- **Dataset entries**:

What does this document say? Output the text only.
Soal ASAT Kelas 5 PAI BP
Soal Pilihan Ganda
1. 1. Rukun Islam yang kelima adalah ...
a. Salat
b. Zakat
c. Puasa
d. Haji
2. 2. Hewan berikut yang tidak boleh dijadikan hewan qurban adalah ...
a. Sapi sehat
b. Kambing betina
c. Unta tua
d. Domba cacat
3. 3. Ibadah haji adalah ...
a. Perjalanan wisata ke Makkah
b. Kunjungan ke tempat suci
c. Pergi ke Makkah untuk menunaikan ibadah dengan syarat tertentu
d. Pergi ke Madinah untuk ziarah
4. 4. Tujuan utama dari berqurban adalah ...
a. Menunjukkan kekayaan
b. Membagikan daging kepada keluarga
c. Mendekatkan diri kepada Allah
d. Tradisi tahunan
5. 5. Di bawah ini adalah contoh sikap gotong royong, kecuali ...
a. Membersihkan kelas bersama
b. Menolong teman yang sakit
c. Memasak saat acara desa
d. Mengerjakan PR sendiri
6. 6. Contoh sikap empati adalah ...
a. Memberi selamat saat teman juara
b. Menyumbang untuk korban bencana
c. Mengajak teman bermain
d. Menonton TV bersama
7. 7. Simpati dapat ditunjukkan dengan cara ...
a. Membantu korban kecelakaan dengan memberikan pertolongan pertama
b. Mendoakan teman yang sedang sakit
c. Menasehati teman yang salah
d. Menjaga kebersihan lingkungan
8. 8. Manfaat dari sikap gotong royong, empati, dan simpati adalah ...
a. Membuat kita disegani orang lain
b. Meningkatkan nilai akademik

- **Exercise**:
Pick out each line that holds the string "untuk".

- **Problem solution**:
c. Pergi ke Makkah untuk menunaikan ibadah dengan syarat tertentu
d. Pergi ke Madinah untuk ziarah
b. Menyumbang untuk korban bencana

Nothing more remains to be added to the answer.